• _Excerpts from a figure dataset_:
┌──

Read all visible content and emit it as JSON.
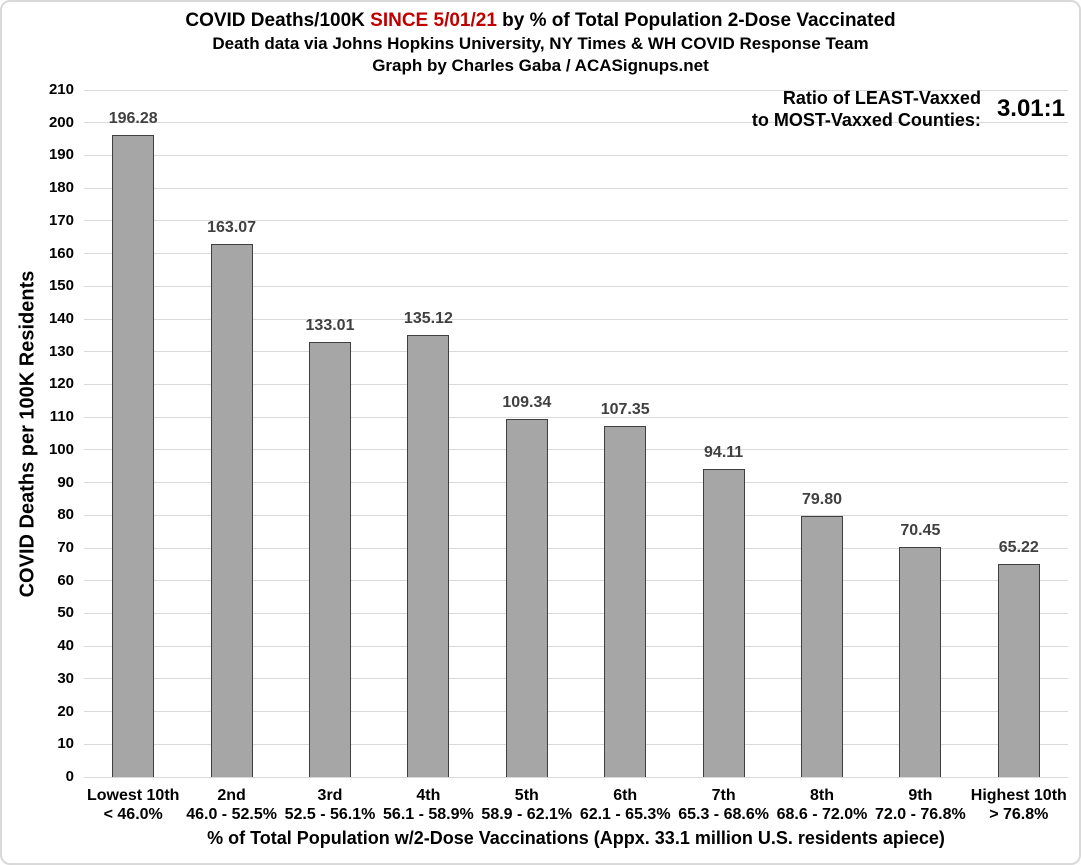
{
  "header": {
    "title_prefix": "COVID Deaths/100K ",
    "title_highlight": "SINCE 5/01/21",
    "title_suffix": " by % of Total Population 2-Dose Vaccinated",
    "subtitle_line1": "Death data via Johns Hopkins University, NY Times & WH COVID Response Team",
    "subtitle_line2": "Graph by Charles Gaba / ACASignups.net"
  },
  "annotation": {
    "line1": "Ratio of LEAST-Vaxxed",
    "line2": "to MOST-Vaxxed Counties:",
    "value": "3.01:1"
  },
  "chart_data": {
    "type": "bar",
    "title": "COVID Deaths/100K SINCE 5/01/21 by % of Total Population 2-Dose Vaccinated",
    "subtitle1": "Death data via Johns Hopkins University, NY Times & WH COVID Response Team",
    "subtitle2": "Graph by Charles Gaba / ACASignups.net",
    "categories": [
      "Lowest 10th",
      "2nd",
      "3rd",
      "4th",
      "5th",
      "6th",
      "7th",
      "8th",
      "9th",
      "Highest 10th"
    ],
    "category_ranges": [
      "< 46.0%",
      "46.0 - 52.5%",
      "52.5 - 56.1%",
      "56.1 - 58.9%",
      "58.9 - 62.1%",
      "62.1 - 65.3%",
      "65.3 - 68.6%",
      "68.6 - 72.0%",
      "72.0 - 76.8%",
      "> 76.8%"
    ],
    "values": [
      196.28,
      163.07,
      133.01,
      135.12,
      109.34,
      107.35,
      94.11,
      79.8,
      70.45,
      65.22
    ],
    "value_labels": [
      "196.28",
      "163.07",
      "133.01",
      "135.12",
      "109.34",
      "107.35",
      "94.11",
      "79.80",
      "70.45",
      "65.22"
    ],
    "xlabel": "% of Total Population w/2-Dose Vaccinations (Appx. 33.1 million U.S. residents apiece)",
    "ylabel": "COVID Deaths per 100K Residents",
    "ylim": [
      0,
      210
    ],
    "ytick_step": 10,
    "yticks": [
      "0",
      "10",
      "20",
      "30",
      "40",
      "50",
      "60",
      "70",
      "80",
      "90",
      "100",
      "110",
      "120",
      "130",
      "140",
      "150",
      "160",
      "170",
      "180",
      "190",
      "200",
      "210"
    ],
    "grid": true,
    "legend_position": "none",
    "annotation": "Ratio of LEAST-Vaxxed to MOST-Vaxxed Counties: 3.01:1"
  },
  "colors": {
    "bar_fill": "#a6a6a6",
    "bar_border": "#3f3f3f",
    "highlight_red": "#c00000",
    "gridline": "#d9d9d9",
    "data_label": "#404040",
    "text": "#000000",
    "chart_border": "#d9d9d9"
  }
}
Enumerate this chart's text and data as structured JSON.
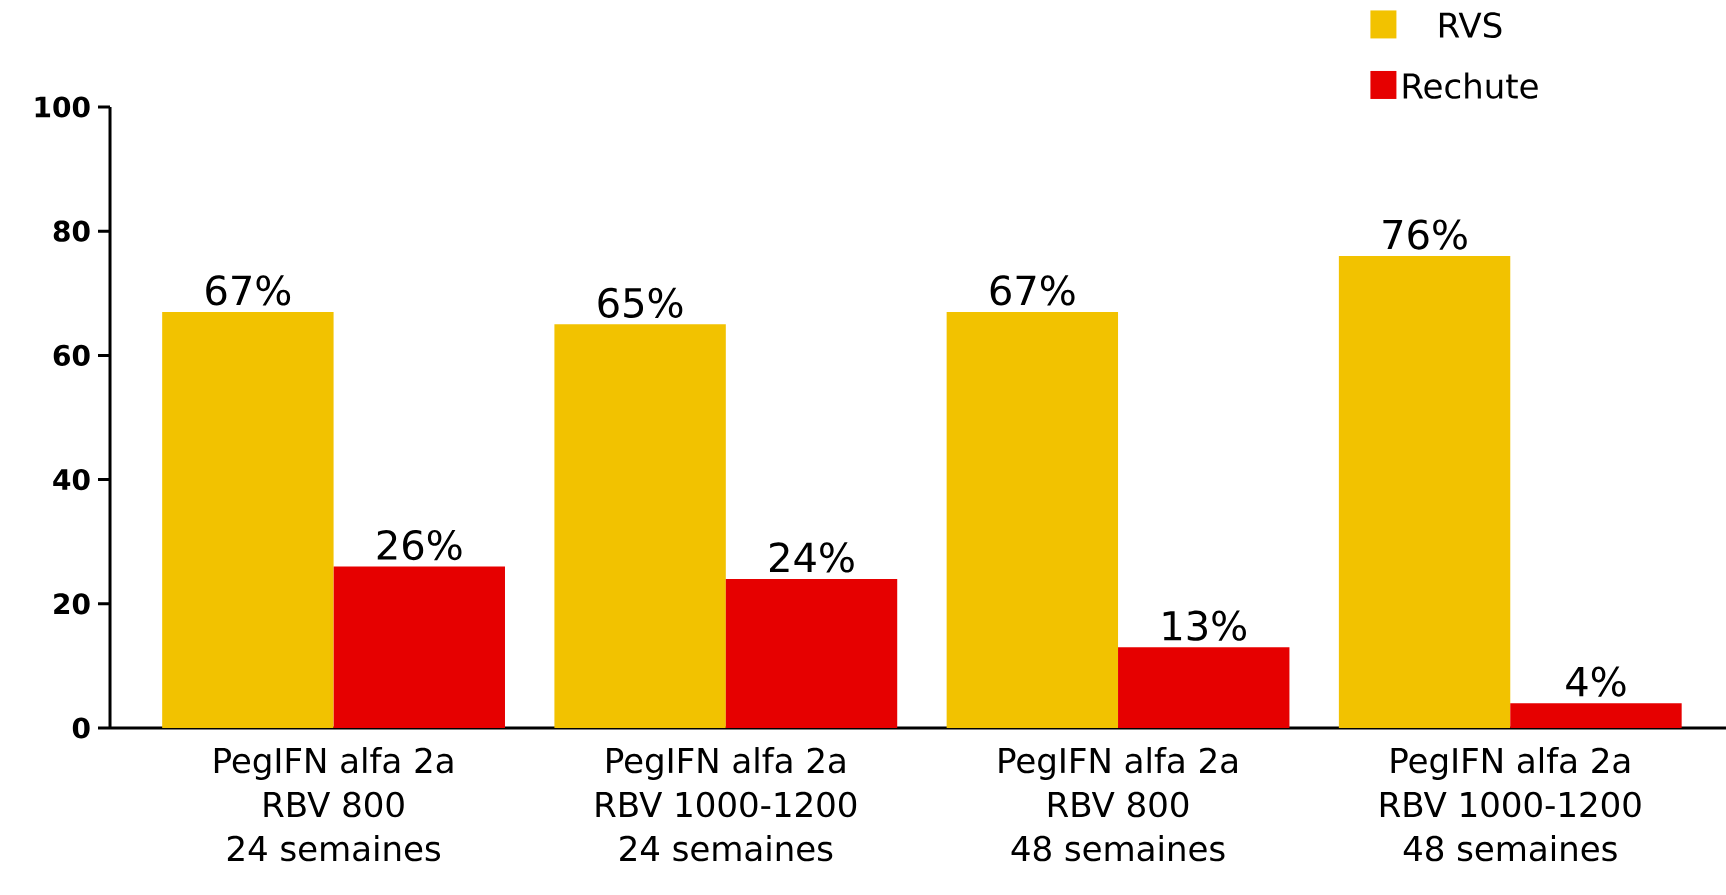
{
  "chart_data": {
    "type": "bar",
    "categories": [
      "PegIFN alfa 2a\nRBV 800\n24 semaines",
      "PegIFN alfa 2a\nRBV 1000-1200\n24 semaines",
      "PegIFN alfa 2a\nRBV 800\n48 semaines",
      "PegIFN alfa 2a\nRBV 1000-1200\n48 semaines"
    ],
    "series": [
      {
        "name": "RVS",
        "color": "#f2c200",
        "values": [
          67,
          65,
          67,
          76
        ],
        "value_labels": [
          "67%",
          "65%",
          "67%",
          "76%"
        ]
      },
      {
        "name": "Rechute",
        "color": "#e60000",
        "values": [
          26,
          24,
          13,
          4
        ],
        "value_labels": [
          "26%",
          "24%",
          "13%",
          "4%"
        ]
      }
    ],
    "ylim": [
      0,
      100
    ],
    "yticks": [
      0,
      20,
      40,
      60,
      80,
      100
    ],
    "grid": false,
    "legend": "top right"
  }
}
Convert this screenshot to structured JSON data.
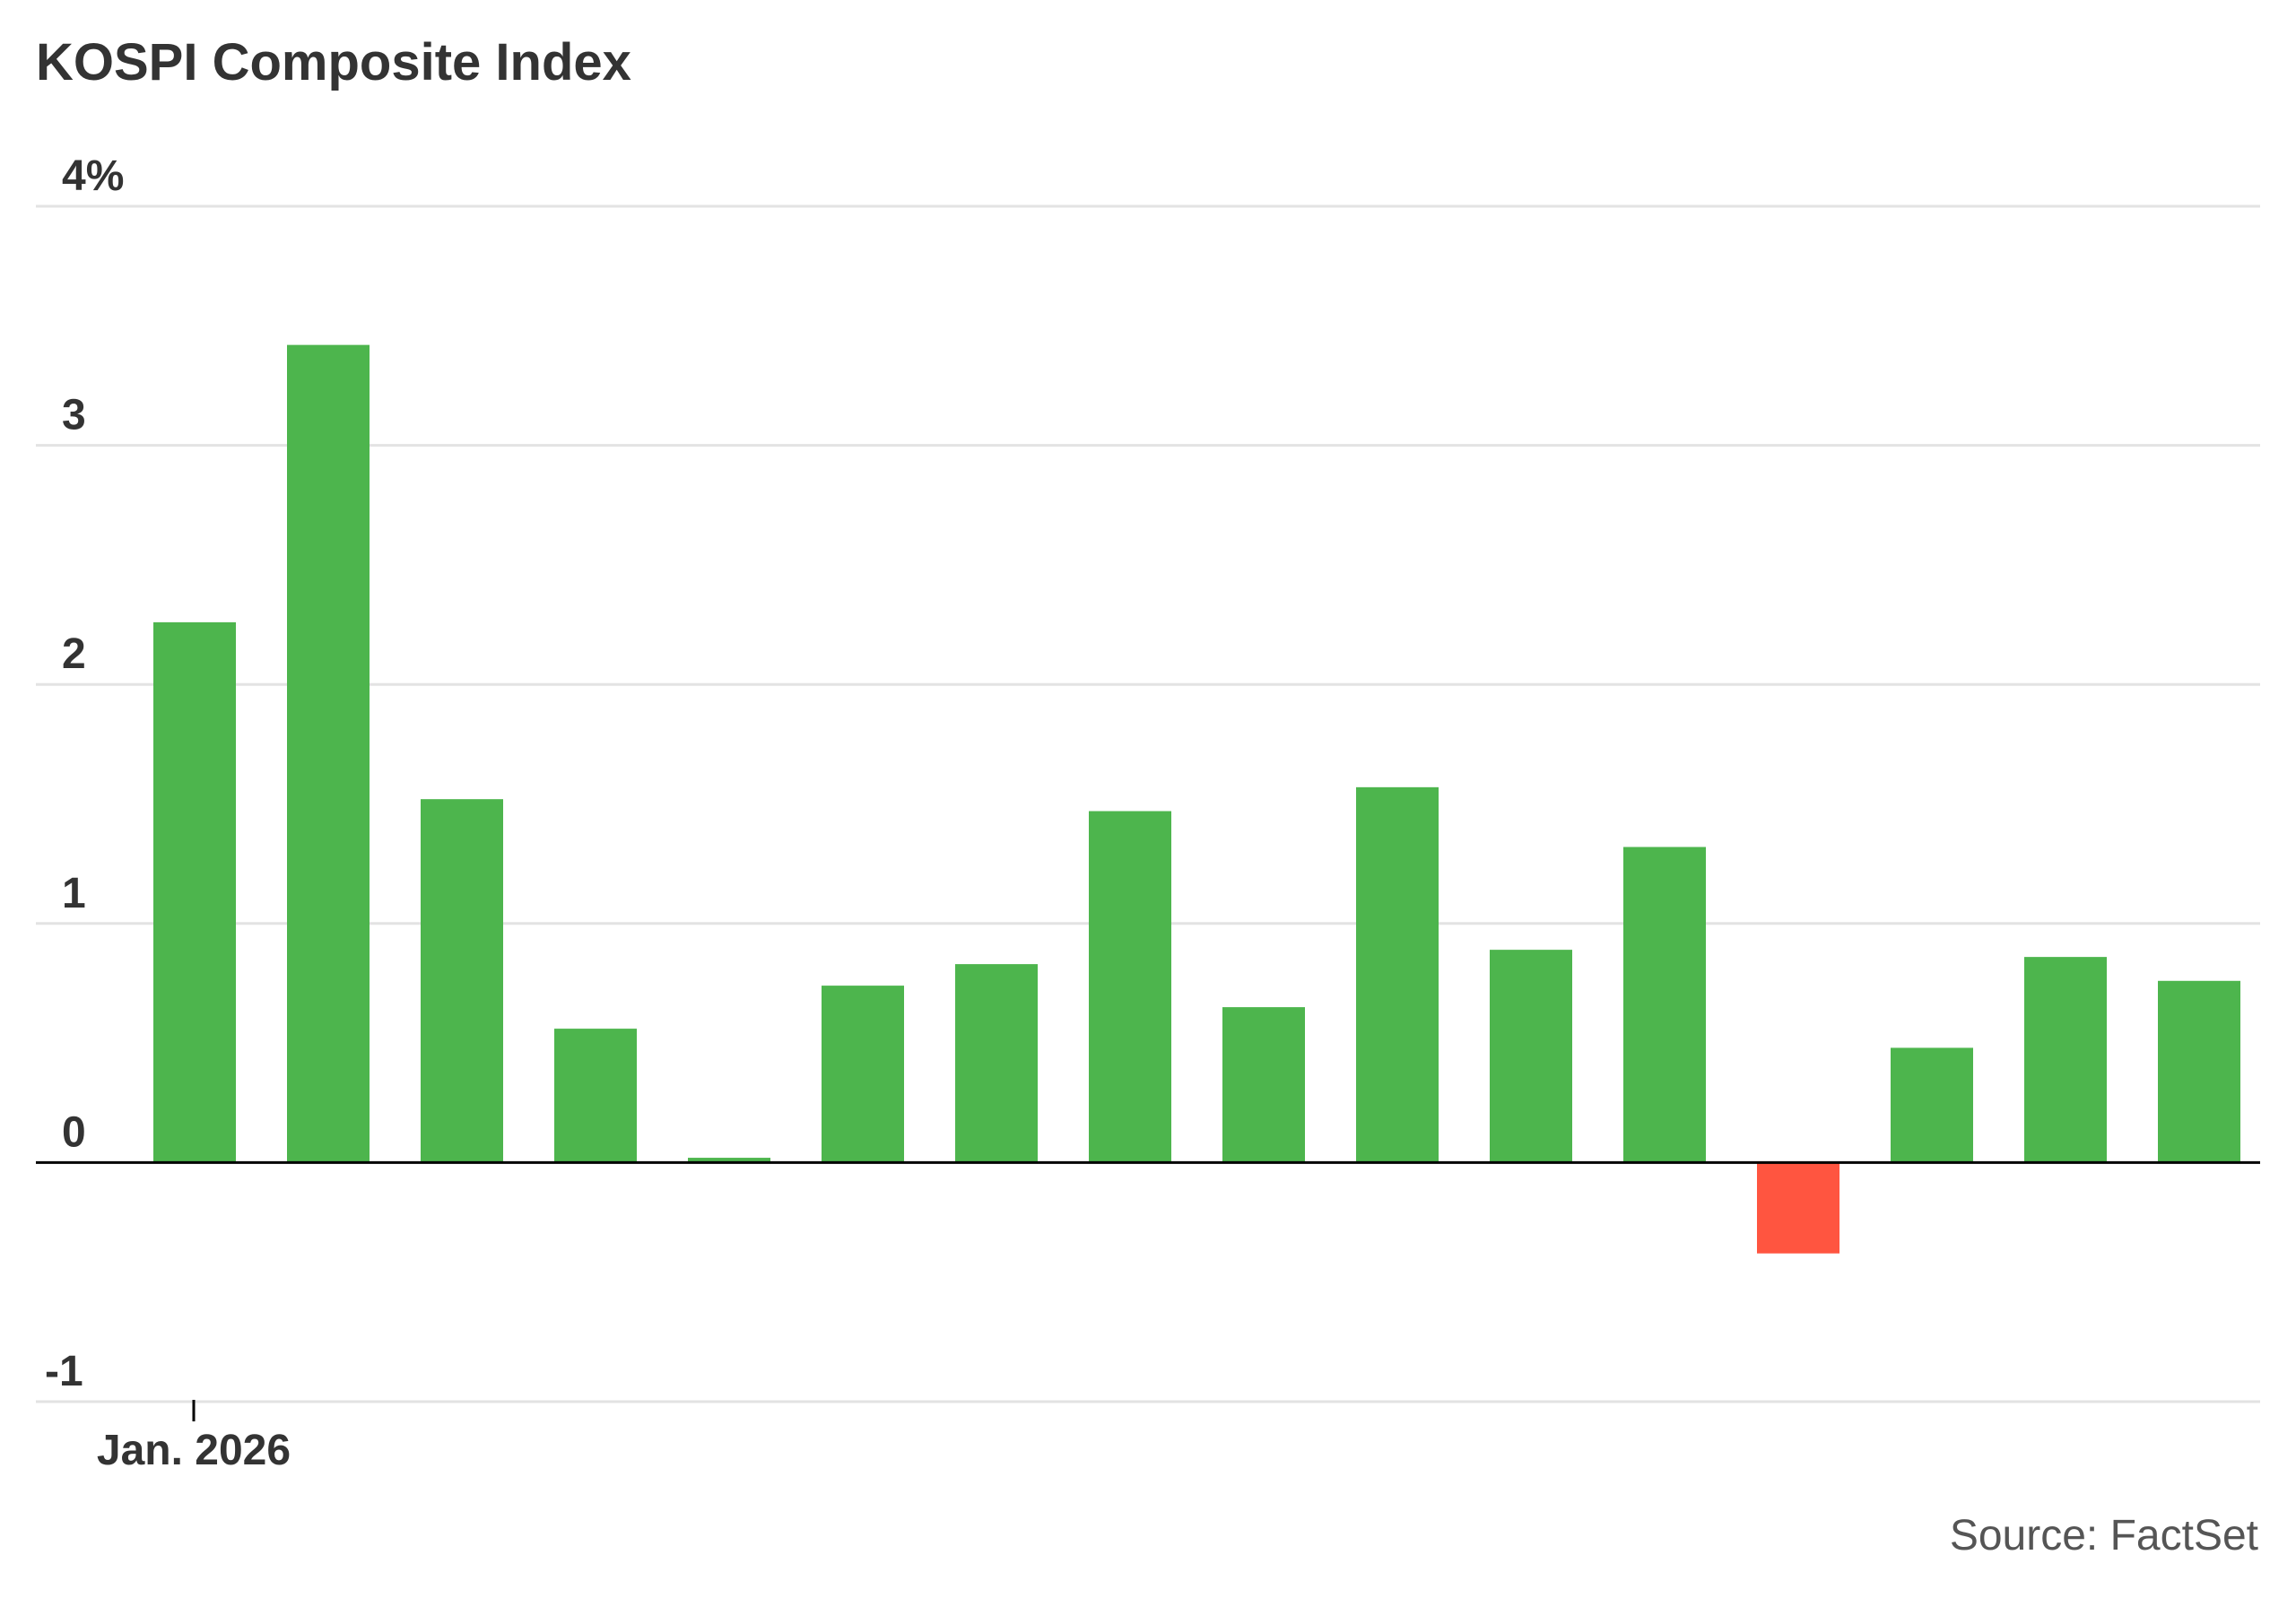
{
  "chart_data": {
    "type": "bar",
    "title": "KOSPI Composite Index",
    "source": "Source: FactSet",
    "xlabel": "",
    "ylabel": "",
    "ylim": [
      -1,
      4
    ],
    "yticks": [
      {
        "value": 4,
        "label": "4%"
      },
      {
        "value": 3,
        "label": "3"
      },
      {
        "value": 2,
        "label": "2"
      },
      {
        "value": 1,
        "label": "1"
      },
      {
        "value": 0,
        "label": "0"
      },
      {
        "value": -1,
        "label": "-1"
      }
    ],
    "xtick": {
      "label": "Jan. 2026",
      "bar_index": 0
    },
    "grid": true,
    "values": [
      2.26,
      3.42,
      1.52,
      0.56,
      0.02,
      0.74,
      0.83,
      1.47,
      0.65,
      1.57,
      0.89,
      1.32,
      -0.38,
      0.48,
      0.86,
      0.76
    ],
    "colors": {
      "positive": "#4db54d",
      "negative": "#ff5540",
      "grid": "#e3e3e3",
      "zero_line": "#000000",
      "text": "#333333",
      "source": "#555555"
    }
  }
}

└──

• _Prompt_:
Pictures in the records must not appear in the copy; transcribe everything else precisely.

• _Response_:
Read all visible content and emit it as JSON.
{
  "header": {
    "title_prefix": "COVID Deaths/100K ",
    "title_highlight": "SINCE 5/01/21",
    "title_suffix": " by % of Total Population 2-Dose Vaccinated",
    "subtitle_line1": "Death data via Johns Hopkins University, NY Times & WH COVID Response Team",
    "subtitle_line2": "Graph by Charles Gaba / ACASignups.net"
  },
  "annotation": {
    "line1": "Ratio of LEAST-Vaxxed",
    "line2": "to MOST-Vaxxed Counties:",
    "value": "3.01:1"
  },
  "chart_data": {
    "type": "bar",
    "title": "COVID Deaths/100K SINCE 5/01/21 by % of Total Population 2-Dose Vaccinated",
    "subtitle1": "Death data via Johns Hopkins University, NY Times & WH COVID Response Team",
    "subtitle2": "Graph by Charles Gaba / ACASignups.net",
    "categories": [
      "Lowest 10th",
      "2nd",
      "3rd",
      "4th",
      "5th",
      "6th",
      "7th",
      "8th",
      "9th",
      "Highest 10th"
    ],
    "category_ranges": [
      "< 46.0%",
      "46.0 - 52.5%",
      "52.5 - 56.1%",
      "56.1 - 58.9%",
      "58.9 - 62.1%",
      "62.1 - 65.3%",
      "65.3 - 68.6%",
      "68.6 - 72.0%",
      "72.0 - 76.8%",
      "> 76.8%"
    ],
    "values": [
      196.28,
      163.07,
      133.01,
      135.12,
      109.34,
      107.35,
      94.11,
      79.8,
      70.45,
      65.22
    ],
    "value_labels": [
      "196.28",
      "163.07",
      "133.01",
      "135.12",
      "109.34",
      "107.35",
      "94.11",
      "79.80",
      "70.45",
      "65.22"
    ],
    "xlabel": "% of Total Population w/2-Dose Vaccinations (Appx. 33.1 million U.S. residents apiece)",
    "ylabel": "COVID Deaths per 100K Residents",
    "ylim": [
      0,
      210
    ],
    "ytick_step": 10,
    "yticks": [
      "0",
      "10",
      "20",
      "30",
      "40",
      "50",
      "60",
      "70",
      "80",
      "90",
      "100",
      "110",
      "120",
      "130",
      "140",
      "150",
      "160",
      "170",
      "180",
      "190",
      "200",
      "210"
    ],
    "grid": true,
    "legend_position": "none",
    "annotation": "Ratio of LEAST-Vaxxed to MOST-Vaxxed Counties: 3.01:1"
  },
  "colors": {
    "bar_fill": "#a6a6a6",
    "bar_border": "#3f3f3f",
    "highlight_red": "#c00000",
    "gridline": "#d9d9d9",
    "data_label": "#404040",
    "text": "#000000",
    "chart_border": "#d9d9d9"
  }
}
Enumerate this chart's text and data as structured JSON.
{
  "chart_data": {
    "type": "bar",
    "categories": [
      "PegIFN alfa 2a\nRBV 800\n24 semaines",
      "PegIFN alfa 2a\nRBV 1000-1200\n24 semaines",
      "PegIFN alfa 2a\nRBV 800\n48 semaines",
      "PegIFN alfa 2a\nRBV 1000-1200\n48 semaines"
    ],
    "series": [
      {
        "name": "RVS",
        "color": "#f2c200",
        "values": [
          67,
          65,
          67,
          76
        ],
        "value_labels": [
          "67%",
          "65%",
          "67%",
          "76%"
        ]
      },
      {
        "name": "Rechute",
        "color": "#e60000",
        "values": [
          26,
          24,
          13,
          4
        ],
        "value_labels": [
          "26%",
          "24%",
          "13%",
          "4%"
        ]
      }
    ],
    "ylim": [
      0,
      100
    ],
    "yticks": [
      0,
      20,
      40,
      60,
      80,
      100
    ],
    "grid": false,
    "legend": "top right"
  }
}
Convert this screenshot to structured JSON data.
{
  "chart_data": {
    "type": "bar",
    "title": "KOSPI Composite Index",
    "source": "Source: FactSet",
    "xlabel": "",
    "ylabel": "",
    "ylim": [
      -1,
      4
    ],
    "yticks": [
      {
        "value": 4,
        "label": "4%"
      },
      {
        "value": 3,
        "label": "3"
      },
      {
        "value": 2,
        "label": "2"
      },
      {
        "value": 1,
        "label": "1"
      },
      {
        "value": 0,
        "label": "0"
      },
      {
        "value": -1,
        "label": "-1"
      }
    ],
    "xtick": {
      "label": "Jan. 2026",
      "bar_index": 0
    },
    "grid": true,
    "values": [
      2.26,
      3.42,
      1.52,
      0.56,
      0.02,
      0.74,
      0.83,
      1.47,
      0.65,
      1.57,
      0.89,
      1.32,
      -0.38,
      0.48,
      0.86,
      0.76
    ],
    "colors": {
      "positive": "#4db54d",
      "negative": "#ff5540",
      "grid": "#e3e3e3",
      "zero_line": "#000000",
      "text": "#333333",
      "source": "#555555"
    }
  }
}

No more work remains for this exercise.